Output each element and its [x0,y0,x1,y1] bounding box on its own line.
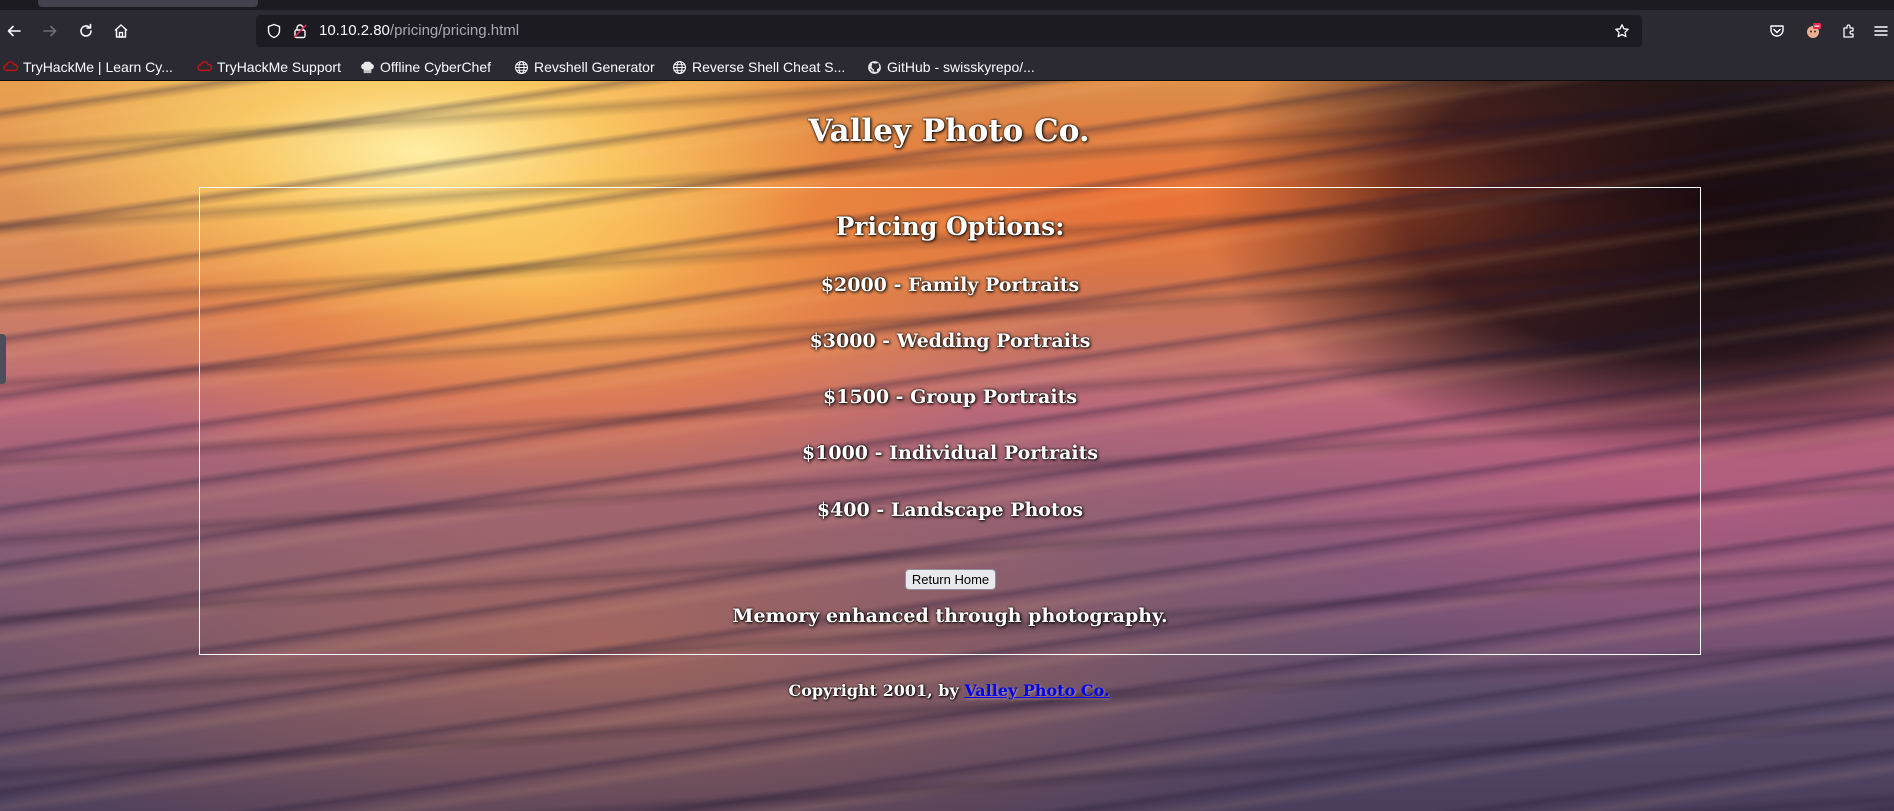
tryhackme-icon [197,60,212,71]
bookmark-label: Offline CyberChef [380,59,492,75]
return-home-button[interactable]: Return Home [905,569,996,590]
home-button[interactable] [107,17,135,45]
bookmark-label: Reverse Shell Cheat S... [692,59,846,75]
tagline: Memory enhanced through photography. [732,605,1168,627]
tryhackme-icon [3,60,18,71]
tab-strip [0,0,1894,10]
home-icon [114,24,128,38]
sidebar-handle[interactable] [0,334,6,384]
pocket-icon [1770,25,1784,37]
bookmark-item[interactable]: Reverse Shell Cheat S... [672,57,845,77]
navigation-toolbar: 10.10.2.80/pricing/pricing.html [0,10,1894,52]
url-text[interactable]: 10.10.2.80/pricing/pricing.html [319,22,519,39]
bookmark-item[interactable]: Revshell Generator [514,57,655,77]
arrow-right-icon [43,25,57,37]
chef-hat-icon [361,61,374,73]
bookmark-item[interactable]: TryHackMe Support [197,57,341,77]
pricing-heading: Pricing Options: [835,212,1065,241]
bookmark-star-icon[interactable] [1614,23,1630,39]
site-title: Valley Photo Co. [808,113,1090,149]
url-path: /pricing/pricing.html [389,22,520,39]
bookmark-label: GitHub - swisskyrepo/... [887,59,1035,75]
pocket-button[interactable] [1763,17,1791,45]
price-item: $1000 - Individual Portraits [801,442,1099,464]
globe-icon [673,60,686,74]
forward-button[interactable] [36,17,64,45]
url-host: 10.10.2.80 [319,22,390,39]
insecure-lock-icon[interactable] [292,23,308,39]
extensions-button[interactable] [1835,17,1863,45]
extension-button[interactable] [1799,17,1827,45]
page-viewport: Valley Photo Co. Pricing Options: $2000 … [0,81,1894,811]
back-button[interactable] [0,17,28,45]
pricing-panel: Pricing Options: $2000 - Family Portrait… [199,187,1701,655]
bookmark-item[interactable]: TryHackMe | Learn Cy... [3,57,173,77]
footer: Copyright 2001, by Valley Photo Co. [0,681,1894,700]
bookmark-item[interactable]: Offline CyberChef [360,57,491,77]
bookmarks-toolbar: TryHackMe | Learn Cy... TryHackMe Suppor… [0,52,1894,81]
github-icon [868,60,881,74]
puzzle-icon [1843,24,1854,38]
shield-icon[interactable] [266,23,282,39]
price-item: $1500 - Group Portraits [822,386,1078,408]
footer-company-link[interactable]: Valley Photo Co. [964,681,1109,700]
reload-icon [80,23,92,37]
price-item: $400 - Landscape Photos [816,499,1084,521]
arrow-left-icon [7,25,21,37]
price-item: $3000 - Wedding Portraits [809,330,1091,352]
bookmark-item[interactable]: GitHub - swisskyrepo/... [867,57,1035,77]
bookmark-label: TryHackMe | Learn Cy... [23,59,173,75]
bookmark-label: Revshell Generator [534,59,655,75]
url-bar[interactable]: 10.10.2.80/pricing/pricing.html [256,15,1642,47]
copyright-text: Copyright 2001, by [788,681,965,700]
globe-icon [515,60,528,74]
price-item: $2000 - Family Portraits [820,274,1080,296]
hamburger-menu-icon [1874,26,1888,36]
active-tab[interactable] [38,0,258,7]
bookmark-label: TryHackMe Support [217,59,341,75]
reload-button[interactable] [72,17,100,45]
menu-button[interactable] [1868,17,1894,45]
extension-avatar-icon [1807,23,1821,38]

___

- Short exercise
Give back every line of the material above word for word, omitting the picture.

- Expected output
Output each element and its [x0,y0,x1,y1] bounding box on its own line.
tryhackme-icon [197,60,212,71]
bookmark-label: Offline CyberChef [380,59,492,75]
return-home-button[interactable]: Return Home [905,569,996,590]
home-button[interactable] [107,17,135,45]
bookmark-label: Reverse Shell Cheat S... [692,59,846,75]
tagline: Memory enhanced through photography. [732,605,1168,627]
tryhackme-icon [3,60,18,71]
tab-strip [0,0,1894,10]
home-icon [114,24,128,38]
sidebar-handle[interactable] [0,334,6,384]
pocket-icon [1770,25,1784,37]
bookmark-item[interactable]: Reverse Shell Cheat S... [672,57,845,77]
navigation-toolbar: 10.10.2.80/pricing/pricing.html [0,10,1894,52]
url-text[interactable]: 10.10.2.80/pricing/pricing.html [319,22,519,39]
bookmark-item[interactable]: Revshell Generator [514,57,655,77]
arrow-right-icon [43,25,57,37]
chef-hat-icon [361,61,374,73]
bookmark-item[interactable]: TryHackMe Support [197,57,341,77]
pricing-heading: Pricing Options: [835,212,1065,241]
bookmark-star-icon[interactable] [1614,23,1630,39]
site-title: Valley Photo Co. [808,113,1090,149]
url-path: /pricing/pricing.html [389,22,520,39]
bookmark-label: GitHub - swisskyrepo/... [887,59,1035,75]
pocket-button[interactable] [1763,17,1791,45]
price-item: $1000 - Individual Portraits [801,442,1099,464]
globe-icon [673,60,686,74]
forward-button[interactable] [36,17,64,45]
url-host: 10.10.2.80 [319,22,390,39]
insecure-lock-icon[interactable] [292,23,308,39]
extensions-button[interactable] [1835,17,1863,45]
extension-button[interactable] [1799,17,1827,45]
page-viewport: Valley Photo Co. Pricing Options: $2000 … [0,81,1894,811]
back-button[interactable] [0,17,28,45]
pricing-panel: Pricing Options: $2000 - Family Portrait… [199,187,1701,655]
bookmark-item[interactable]: TryHackMe | Learn Cy... [3,57,173,77]
footer: Copyright 2001, by Valley Photo Co. [0,681,1894,700]
bookmark-item[interactable]: Offline CyberChef [360,57,491,77]
bookmarks-toolbar: TryHackMe | Learn Cy... TryHackMe Suppor… [0,52,1894,81]
github-icon [868,60,881,74]
puzzle-icon [1843,24,1854,38]
shield-icon[interactable] [266,23,282,39]
price-item: $1500 - Group Portraits [822,386,1078,408]
footer-company-link[interactable]: Valley Photo Co. [964,681,1109,700]
reload-icon [80,23,92,37]
price-item: $400 - Landscape Photos [816,499,1084,521]
arrow-left-icon [7,25,21,37]
price-item: $3000 - Wedding Portraits [809,330,1091,352]
bookmark-item[interactable]: GitHub - swisskyrepo/... [867,57,1035,77]
bookmark-label: TryHackMe | Learn Cy... [23,59,173,75]
bookmark-label: Revshell Generator [534,59,655,75]
url-bar[interactable]: 10.10.2.80/pricing/pricing.html [256,15,1642,47]
copyright-text: Copyright 2001, by [788,681,965,700]
globe-icon [515,60,528,74]
price-item: $2000 - Family Portraits [820,274,1080,296]
hamburger-menu-icon [1874,26,1888,36]
active-tab[interactable] [38,0,258,7]
bookmark-label: TryHackMe Support [217,59,341,75]
reload-button[interactable] [72,17,100,45]
menu-button[interactable] [1868,17,1894,45]
extension-avatar-icon [1807,23,1821,38]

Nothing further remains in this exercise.